-- start of PROVIDED RECORDS --
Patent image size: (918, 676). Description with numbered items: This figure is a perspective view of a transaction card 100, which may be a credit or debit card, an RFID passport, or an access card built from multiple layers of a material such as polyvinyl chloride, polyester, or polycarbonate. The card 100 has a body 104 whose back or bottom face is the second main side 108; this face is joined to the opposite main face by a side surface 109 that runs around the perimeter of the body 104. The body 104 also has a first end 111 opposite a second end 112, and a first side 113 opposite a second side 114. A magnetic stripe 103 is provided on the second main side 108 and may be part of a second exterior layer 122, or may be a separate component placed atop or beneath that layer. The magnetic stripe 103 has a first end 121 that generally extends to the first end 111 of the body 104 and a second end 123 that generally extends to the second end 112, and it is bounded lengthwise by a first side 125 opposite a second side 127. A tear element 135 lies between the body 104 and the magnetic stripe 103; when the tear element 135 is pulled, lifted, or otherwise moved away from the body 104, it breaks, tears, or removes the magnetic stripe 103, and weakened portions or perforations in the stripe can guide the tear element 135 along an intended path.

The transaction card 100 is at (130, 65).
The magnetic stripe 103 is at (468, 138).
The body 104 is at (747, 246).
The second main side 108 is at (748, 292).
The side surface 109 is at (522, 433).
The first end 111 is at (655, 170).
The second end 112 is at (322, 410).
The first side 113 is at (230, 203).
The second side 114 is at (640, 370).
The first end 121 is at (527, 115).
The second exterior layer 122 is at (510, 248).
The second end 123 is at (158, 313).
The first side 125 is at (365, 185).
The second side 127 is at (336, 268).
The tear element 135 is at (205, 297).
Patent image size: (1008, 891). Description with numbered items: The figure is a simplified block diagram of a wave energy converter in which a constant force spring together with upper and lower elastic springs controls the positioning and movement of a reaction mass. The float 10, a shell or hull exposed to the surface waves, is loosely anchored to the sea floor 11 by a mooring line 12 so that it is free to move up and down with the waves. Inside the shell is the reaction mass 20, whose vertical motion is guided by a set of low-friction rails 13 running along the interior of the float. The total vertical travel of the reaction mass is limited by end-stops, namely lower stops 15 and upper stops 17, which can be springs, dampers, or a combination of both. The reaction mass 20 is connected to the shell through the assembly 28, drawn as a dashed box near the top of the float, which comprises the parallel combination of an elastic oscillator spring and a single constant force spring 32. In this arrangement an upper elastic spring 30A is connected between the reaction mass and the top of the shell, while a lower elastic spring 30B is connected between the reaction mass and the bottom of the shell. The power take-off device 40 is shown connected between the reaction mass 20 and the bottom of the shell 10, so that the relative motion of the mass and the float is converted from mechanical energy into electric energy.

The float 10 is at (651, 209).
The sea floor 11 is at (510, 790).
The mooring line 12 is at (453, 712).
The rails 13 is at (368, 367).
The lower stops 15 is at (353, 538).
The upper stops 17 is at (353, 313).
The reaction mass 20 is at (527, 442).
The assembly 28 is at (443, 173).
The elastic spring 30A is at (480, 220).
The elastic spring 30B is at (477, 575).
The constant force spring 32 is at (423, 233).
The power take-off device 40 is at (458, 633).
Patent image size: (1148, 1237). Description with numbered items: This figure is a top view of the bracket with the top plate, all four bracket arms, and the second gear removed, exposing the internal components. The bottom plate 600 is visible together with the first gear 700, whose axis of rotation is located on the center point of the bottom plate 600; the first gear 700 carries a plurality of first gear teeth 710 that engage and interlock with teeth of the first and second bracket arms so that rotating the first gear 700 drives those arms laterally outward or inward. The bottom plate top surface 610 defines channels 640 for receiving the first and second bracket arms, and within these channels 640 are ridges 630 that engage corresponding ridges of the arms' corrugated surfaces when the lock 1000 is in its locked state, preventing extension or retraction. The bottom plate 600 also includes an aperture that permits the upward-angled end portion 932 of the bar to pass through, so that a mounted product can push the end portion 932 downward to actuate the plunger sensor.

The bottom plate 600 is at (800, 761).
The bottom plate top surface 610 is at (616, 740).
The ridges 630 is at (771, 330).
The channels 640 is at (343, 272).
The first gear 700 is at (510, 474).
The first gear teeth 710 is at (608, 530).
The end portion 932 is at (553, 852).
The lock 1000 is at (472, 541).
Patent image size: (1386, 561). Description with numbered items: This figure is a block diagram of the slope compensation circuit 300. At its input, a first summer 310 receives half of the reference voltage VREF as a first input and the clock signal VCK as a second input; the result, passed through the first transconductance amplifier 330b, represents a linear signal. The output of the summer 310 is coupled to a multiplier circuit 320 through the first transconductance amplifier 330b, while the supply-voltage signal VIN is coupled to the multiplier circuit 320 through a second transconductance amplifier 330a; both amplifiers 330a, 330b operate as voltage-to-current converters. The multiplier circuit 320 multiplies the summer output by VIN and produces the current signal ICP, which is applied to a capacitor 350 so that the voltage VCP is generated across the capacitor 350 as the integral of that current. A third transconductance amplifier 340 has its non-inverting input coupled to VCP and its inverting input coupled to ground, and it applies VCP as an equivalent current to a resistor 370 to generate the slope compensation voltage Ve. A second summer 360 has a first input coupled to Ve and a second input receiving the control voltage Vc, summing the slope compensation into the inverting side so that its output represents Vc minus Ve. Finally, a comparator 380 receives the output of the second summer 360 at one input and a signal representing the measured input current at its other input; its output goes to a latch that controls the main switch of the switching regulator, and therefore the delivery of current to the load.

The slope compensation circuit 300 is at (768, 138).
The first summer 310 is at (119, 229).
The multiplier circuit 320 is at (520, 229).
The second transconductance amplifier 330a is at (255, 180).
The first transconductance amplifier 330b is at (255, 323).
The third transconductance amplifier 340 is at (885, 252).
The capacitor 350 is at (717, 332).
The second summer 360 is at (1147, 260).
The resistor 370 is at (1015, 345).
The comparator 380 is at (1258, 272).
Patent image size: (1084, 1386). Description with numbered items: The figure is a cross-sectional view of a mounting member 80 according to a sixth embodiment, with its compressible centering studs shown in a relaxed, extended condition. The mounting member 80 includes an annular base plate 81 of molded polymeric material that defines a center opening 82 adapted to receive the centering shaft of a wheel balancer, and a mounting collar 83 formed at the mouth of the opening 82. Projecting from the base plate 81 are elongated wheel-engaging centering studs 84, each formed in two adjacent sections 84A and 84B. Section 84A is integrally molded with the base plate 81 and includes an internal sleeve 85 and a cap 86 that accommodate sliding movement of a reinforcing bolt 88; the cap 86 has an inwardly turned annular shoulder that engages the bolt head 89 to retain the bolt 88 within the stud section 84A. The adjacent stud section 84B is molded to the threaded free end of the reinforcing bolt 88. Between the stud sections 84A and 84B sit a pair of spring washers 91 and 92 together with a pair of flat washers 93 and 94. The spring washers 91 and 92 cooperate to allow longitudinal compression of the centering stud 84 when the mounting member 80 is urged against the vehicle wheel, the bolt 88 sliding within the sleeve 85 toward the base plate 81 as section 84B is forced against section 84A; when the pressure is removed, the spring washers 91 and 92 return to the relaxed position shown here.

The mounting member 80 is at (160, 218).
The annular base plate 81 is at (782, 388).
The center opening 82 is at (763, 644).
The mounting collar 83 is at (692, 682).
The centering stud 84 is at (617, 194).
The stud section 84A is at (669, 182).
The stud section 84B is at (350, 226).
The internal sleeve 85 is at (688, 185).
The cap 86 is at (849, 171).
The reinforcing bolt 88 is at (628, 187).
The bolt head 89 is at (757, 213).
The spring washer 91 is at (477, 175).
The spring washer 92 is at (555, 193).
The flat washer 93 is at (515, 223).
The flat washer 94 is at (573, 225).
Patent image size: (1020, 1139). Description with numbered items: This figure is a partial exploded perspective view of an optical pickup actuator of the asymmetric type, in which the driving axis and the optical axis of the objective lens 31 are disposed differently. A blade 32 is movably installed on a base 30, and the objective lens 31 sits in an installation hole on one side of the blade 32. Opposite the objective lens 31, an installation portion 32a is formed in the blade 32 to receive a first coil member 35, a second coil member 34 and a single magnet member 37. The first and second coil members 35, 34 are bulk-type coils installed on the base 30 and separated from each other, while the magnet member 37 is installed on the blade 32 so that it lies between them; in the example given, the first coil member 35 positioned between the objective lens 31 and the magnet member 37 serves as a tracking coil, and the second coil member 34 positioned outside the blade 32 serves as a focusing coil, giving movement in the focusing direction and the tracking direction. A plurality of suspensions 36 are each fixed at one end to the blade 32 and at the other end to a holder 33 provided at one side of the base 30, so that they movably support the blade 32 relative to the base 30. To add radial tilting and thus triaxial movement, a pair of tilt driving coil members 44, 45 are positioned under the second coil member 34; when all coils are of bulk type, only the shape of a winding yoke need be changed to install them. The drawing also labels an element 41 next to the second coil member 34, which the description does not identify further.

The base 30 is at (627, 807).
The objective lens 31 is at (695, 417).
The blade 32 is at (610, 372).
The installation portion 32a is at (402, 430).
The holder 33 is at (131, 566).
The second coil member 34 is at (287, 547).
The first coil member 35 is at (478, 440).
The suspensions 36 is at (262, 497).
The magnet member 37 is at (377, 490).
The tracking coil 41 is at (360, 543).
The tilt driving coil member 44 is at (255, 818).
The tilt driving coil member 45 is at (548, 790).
-- end of PROVIDED RECORDS --
EXERCISE DIRECTIONS: Render the data from the line with "Patent image size: (1148, 1237)." to the line with "The lock 1000 is at (472, 541)." as a Markdown table with the columns Row and Line, numbering each row and omitting blank lines.

ANSWER TO THIS TASK:
| Row | Line |
|---|---|
| 1 | Patent image size: (1148, 1237). Description with numbered items: This figure is a top view of the bracket with the top plate, all four bracket arms, and the second gear removed, exposing the internal components. The bottom plate 600 is visible together with the first gear 700, whose axis of rotation is located on the center point of the bottom plate 600; the first gear 700 carries a plurality of first gear teeth 710 that engage and interlock with teeth of the first and second bracket arms so that rotating the first gear 700 drives those arms laterally outward or inward. The bottom plate top surface 610 defines channels 640 for receiving the first and second bracket arms, and within these channels 640 are ridges 630 that engage corresponding ridges of the arms' corrugated surfaces when the lock 1000 is in its locked state, preventing extension or retraction. The bottom plate 600 also includes an aperture that permits the upward-angled end portion 932 of the bar to pass through, so that a mounted product can push the end portion 932 downward to actuate the plunger sensor. |
| 2 | The bottom plate 600 is at (800, 761). |
| 3 | The bottom plate top surface 610 is at (616, 740). |
| 4 | The ridges 630 is at (771, 330). |
| 5 | The channels 640 is at (343, 272). |
| 6 | The first gear 700 is at (510, 474). |
| 7 | The first gear teeth 710 is at (608, 530). |
| 8 | The end portion 932 is at (553, 852). |
| 9 | The lock 1000 is at (472, 541). |